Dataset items
>> begin

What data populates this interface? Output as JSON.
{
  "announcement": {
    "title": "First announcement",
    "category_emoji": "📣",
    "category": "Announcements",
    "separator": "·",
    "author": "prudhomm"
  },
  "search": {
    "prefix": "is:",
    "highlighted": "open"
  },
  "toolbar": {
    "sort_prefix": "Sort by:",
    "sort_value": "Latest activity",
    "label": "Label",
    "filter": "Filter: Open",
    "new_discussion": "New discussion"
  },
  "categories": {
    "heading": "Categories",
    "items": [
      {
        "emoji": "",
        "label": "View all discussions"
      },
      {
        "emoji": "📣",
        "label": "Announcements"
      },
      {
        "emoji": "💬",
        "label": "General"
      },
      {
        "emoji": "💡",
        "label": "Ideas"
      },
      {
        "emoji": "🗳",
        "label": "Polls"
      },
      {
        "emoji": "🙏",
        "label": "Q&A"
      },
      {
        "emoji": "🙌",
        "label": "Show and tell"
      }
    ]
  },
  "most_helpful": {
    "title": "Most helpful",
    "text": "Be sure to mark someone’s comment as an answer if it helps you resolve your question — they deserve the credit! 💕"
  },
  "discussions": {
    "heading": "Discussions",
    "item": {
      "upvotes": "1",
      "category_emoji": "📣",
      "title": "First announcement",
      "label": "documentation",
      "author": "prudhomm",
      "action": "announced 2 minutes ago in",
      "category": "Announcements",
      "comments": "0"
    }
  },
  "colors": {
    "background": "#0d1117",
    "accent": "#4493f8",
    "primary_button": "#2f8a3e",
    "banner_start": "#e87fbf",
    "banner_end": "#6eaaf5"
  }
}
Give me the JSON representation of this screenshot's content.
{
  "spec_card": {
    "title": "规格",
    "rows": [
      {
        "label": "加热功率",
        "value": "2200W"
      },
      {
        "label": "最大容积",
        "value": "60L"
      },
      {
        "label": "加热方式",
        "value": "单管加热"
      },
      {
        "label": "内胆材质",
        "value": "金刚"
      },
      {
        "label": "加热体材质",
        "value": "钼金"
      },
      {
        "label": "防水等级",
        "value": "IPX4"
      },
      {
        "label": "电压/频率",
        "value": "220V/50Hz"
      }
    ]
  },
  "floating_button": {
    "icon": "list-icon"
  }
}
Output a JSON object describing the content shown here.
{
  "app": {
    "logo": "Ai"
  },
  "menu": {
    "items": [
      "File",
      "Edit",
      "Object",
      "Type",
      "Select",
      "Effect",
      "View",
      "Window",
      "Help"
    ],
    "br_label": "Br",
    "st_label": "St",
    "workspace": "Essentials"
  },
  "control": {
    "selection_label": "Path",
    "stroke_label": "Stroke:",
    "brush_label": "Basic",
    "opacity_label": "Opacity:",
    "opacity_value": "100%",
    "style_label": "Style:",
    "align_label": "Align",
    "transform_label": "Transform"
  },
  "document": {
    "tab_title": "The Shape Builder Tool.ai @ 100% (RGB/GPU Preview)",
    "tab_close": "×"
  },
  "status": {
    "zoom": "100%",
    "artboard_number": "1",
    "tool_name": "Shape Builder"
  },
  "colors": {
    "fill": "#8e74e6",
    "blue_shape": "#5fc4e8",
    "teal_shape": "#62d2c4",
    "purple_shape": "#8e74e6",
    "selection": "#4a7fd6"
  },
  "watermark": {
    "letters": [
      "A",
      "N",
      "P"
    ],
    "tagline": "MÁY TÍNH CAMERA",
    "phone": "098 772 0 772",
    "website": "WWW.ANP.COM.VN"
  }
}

>> end

Please output the entries above, every line exactly as it reads.

What data populates this interface? Output as JSON.
{
  "announcement": {
    "title": "First announcement",
    "category_emoji": "📣",
    "category": "Announcements",
    "separator": "·",
    "author": "prudhomm"
  },
  "search": {
    "prefix": "is:",
    "highlighted": "open"
  },
  "toolbar": {
    "sort_prefix": "Sort by:",
    "sort_value": "Latest activity",
    "label": "Label",
    "filter": "Filter: Open",
    "new_discussion": "New discussion"
  },
  "categories": {
    "heading": "Categories",
    "items": [
      {
        "emoji": "",
        "label": "View all discussions"
      },
      {
        "emoji": "📣",
        "label": "Announcements"
      },
      {
        "emoji": "💬",
        "label": "General"
      },
      {
        "emoji": "💡",
        "label": "Ideas"
      },
      {
        "emoji": "🗳",
        "label": "Polls"
      },
      {
        "emoji": "🙏",
        "label": "Q&A"
      },
      {
        "emoji": "🙌",
        "label": "Show and tell"
      }
    ]
  },
  "most_helpful": {
    "title": "Most helpful",
    "text": "Be sure to mark someone’s comment as an answer if it helps you resolve your question — they deserve the credit! 💕"
  },
  "discussions": {
    "heading": "Discussions",
    "item": {
      "upvotes": "1",
      "category_emoji": "📣",
      "title": "First announcement",
      "label": "documentation",
      "author": "prudhomm",
      "action": "announced 2 minutes ago in",
      "category": "Announcements",
      "comments": "0"
    }
  },
  "colors": {
    "background": "#0d1117",
    "accent": "#4493f8",
    "primary_button": "#2f8a3e",
    "banner_start": "#e87fbf",
    "banner_end": "#6eaaf5"
  }
}
Give me the JSON representation of this screenshot's content.
{
  "spec_card": {
    "title": "规格",
    "rows": [
      {
        "label": "加热功率",
        "value": "2200W"
      },
      {
        "label": "最大容积",
        "value": "60L"
      },
      {
        "label": "加热方式",
        "value": "单管加热"
      },
      {
        "label": "内胆材质",
        "value": "金刚"
      },
      {
        "label": "加热体材质",
        "value": "钼金"
      },
      {
        "label": "防水等级",
        "value": "IPX4"
      },
      {
        "label": "电压/频率",
        "value": "220V/50Hz"
      }
    ]
  },
  "floating_button": {
    "icon": "list-icon"
  }
}
Output a JSON object describing the content shown here.
{
  "app": {
    "logo": "Ai"
  },
  "menu": {
    "items": [
      "File",
      "Edit",
      "Object",
      "Type",
      "Select",
      "Effect",
      "View",
      "Window",
      "Help"
    ],
    "br_label": "Br",
    "st_label": "St",
    "workspace": "Essentials"
  },
  "control": {
    "selection_label": "Path",
    "stroke_label": "Stroke:",
    "brush_label": "Basic",
    "opacity_label": "Opacity:",
    "opacity_value": "100%",
    "style_label": "Style:",
    "align_label": "Align",
    "transform_label": "Transform"
  },
  "document": {
    "tab_title": "The Shape Builder Tool.ai @ 100% (RGB/GPU Preview)",
    "tab_close": "×"
  },
  "status": {
    "zoom": "100%",
    "artboard_number": "1",
    "tool_name": "Shape Builder"
  },
  "colors": {
    "fill": "#8e74e6",
    "blue_shape": "#5fc4e8",
    "teal_shape": "#62d2c4",
    "purple_shape": "#8e74e6",
    "selection": "#4a7fd6"
  },
  "watermark": {
    "letters": [
      "A",
      "N",
      "P"
    ],
    "tagline": "MÁY TÍNH CAMERA",
    "phone": "098 772 0 772",
    "website": "WWW.ANP.COM.VN"
  }
}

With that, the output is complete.